* [Figure dataset records]
▬▬▬
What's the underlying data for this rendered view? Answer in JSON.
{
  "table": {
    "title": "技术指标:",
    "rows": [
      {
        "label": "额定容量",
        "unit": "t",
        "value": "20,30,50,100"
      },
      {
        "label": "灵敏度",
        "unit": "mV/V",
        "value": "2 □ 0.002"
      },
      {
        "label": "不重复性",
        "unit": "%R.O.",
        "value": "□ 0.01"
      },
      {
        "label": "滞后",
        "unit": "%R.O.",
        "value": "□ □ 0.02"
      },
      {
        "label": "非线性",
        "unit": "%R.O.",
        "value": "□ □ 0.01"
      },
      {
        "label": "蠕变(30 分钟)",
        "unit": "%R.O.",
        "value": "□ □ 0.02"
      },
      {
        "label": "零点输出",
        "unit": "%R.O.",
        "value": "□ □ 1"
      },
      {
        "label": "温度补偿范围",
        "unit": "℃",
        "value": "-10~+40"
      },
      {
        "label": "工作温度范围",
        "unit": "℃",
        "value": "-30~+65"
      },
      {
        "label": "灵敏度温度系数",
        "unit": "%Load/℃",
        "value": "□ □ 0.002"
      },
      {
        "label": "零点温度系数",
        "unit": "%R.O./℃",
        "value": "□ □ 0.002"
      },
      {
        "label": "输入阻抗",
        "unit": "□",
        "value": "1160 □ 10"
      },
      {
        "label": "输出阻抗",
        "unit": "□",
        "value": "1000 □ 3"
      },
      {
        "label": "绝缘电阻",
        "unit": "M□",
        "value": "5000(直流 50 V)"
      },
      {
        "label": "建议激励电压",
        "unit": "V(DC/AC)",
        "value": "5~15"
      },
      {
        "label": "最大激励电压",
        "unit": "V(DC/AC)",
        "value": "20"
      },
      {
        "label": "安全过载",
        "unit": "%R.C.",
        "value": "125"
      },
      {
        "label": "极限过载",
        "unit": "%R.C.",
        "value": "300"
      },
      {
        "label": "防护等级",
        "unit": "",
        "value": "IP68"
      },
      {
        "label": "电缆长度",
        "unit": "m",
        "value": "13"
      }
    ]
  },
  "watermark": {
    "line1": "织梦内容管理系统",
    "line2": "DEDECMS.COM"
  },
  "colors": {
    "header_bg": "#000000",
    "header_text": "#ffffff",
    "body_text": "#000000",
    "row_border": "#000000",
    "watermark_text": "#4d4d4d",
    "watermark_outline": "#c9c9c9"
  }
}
▬▬▬
* [PROBLEM DETAILS] Copy out the material above in its entirety. Every detail must match.

* [REPLY]
What's the underlying data for this rendered view? Answer in JSON.
{
  "table": {
    "title": "技术指标:",
    "rows": [
      {
        "label": "额定容量",
        "unit": "t",
        "value": "20,30,50,100"
      },
      {
        "label": "灵敏度",
        "unit": "mV/V",
        "value": "2 □ 0.002"
      },
      {
        "label": "不重复性",
        "unit": "%R.O.",
        "value": "□ 0.01"
      },
      {
        "label": "滞后",
        "unit": "%R.O.",
        "value": "□ □ 0.02"
      },
      {
        "label": "非线性",
        "unit": "%R.O.",
        "value": "□ □ 0.01"
      },
      {
        "label": "蠕变(30 分钟)",
        "unit": "%R.O.",
        "value": "□ □ 0.02"
      },
      {
        "label": "零点输出",
        "unit": "%R.O.",
        "value": "□ □ 1"
      },
      {
        "label": "温度补偿范围",
        "unit": "℃",
        "value": "-10~+40"
      },
      {
        "label": "工作温度范围",
        "unit": "℃",
        "value": "-30~+65"
      },
      {
        "label": "灵敏度温度系数",
        "unit": "%Load/℃",
        "value": "□ □ 0.002"
      },
      {
        "label": "零点温度系数",
        "unit": "%R.O./℃",
        "value": "□ □ 0.002"
      },
      {
        "label": "输入阻抗",
        "unit": "□",
        "value": "1160 □ 10"
      },
      {
        "label": "输出阻抗",
        "unit": "□",
        "value": "1000 □ 3"
      },
      {
        "label": "绝缘电阻",
        "unit": "M□",
        "value": "5000(直流 50 V)"
      },
      {
        "label": "建议激励电压",
        "unit": "V(DC/AC)",
        "value": "5~15"
      },
      {
        "label": "最大激励电压",
        "unit": "V(DC/AC)",
        "value": "20"
      },
      {
        "label": "安全过载",
        "unit": "%R.C.",
        "value": "125"
      },
      {
        "label": "极限过载",
        "unit": "%R.C.",
        "value": "300"
      },
      {
        "label": "防护等级",
        "unit": "",
        "value": "IP68"
      },
      {
        "label": "电缆长度",
        "unit": "m",
        "value": "13"
      }
    ]
  },
  "watermark": {
    "line1": "织梦内容管理系统",
    "line2": "DEDECMS.COM"
  },
  "colors": {
    "header_bg": "#000000",
    "header_text": "#ffffff",
    "body_text": "#000000",
    "row_border": "#000000",
    "watermark_text": "#4d4d4d",
    "watermark_outline": "#c9c9c9"
  }
}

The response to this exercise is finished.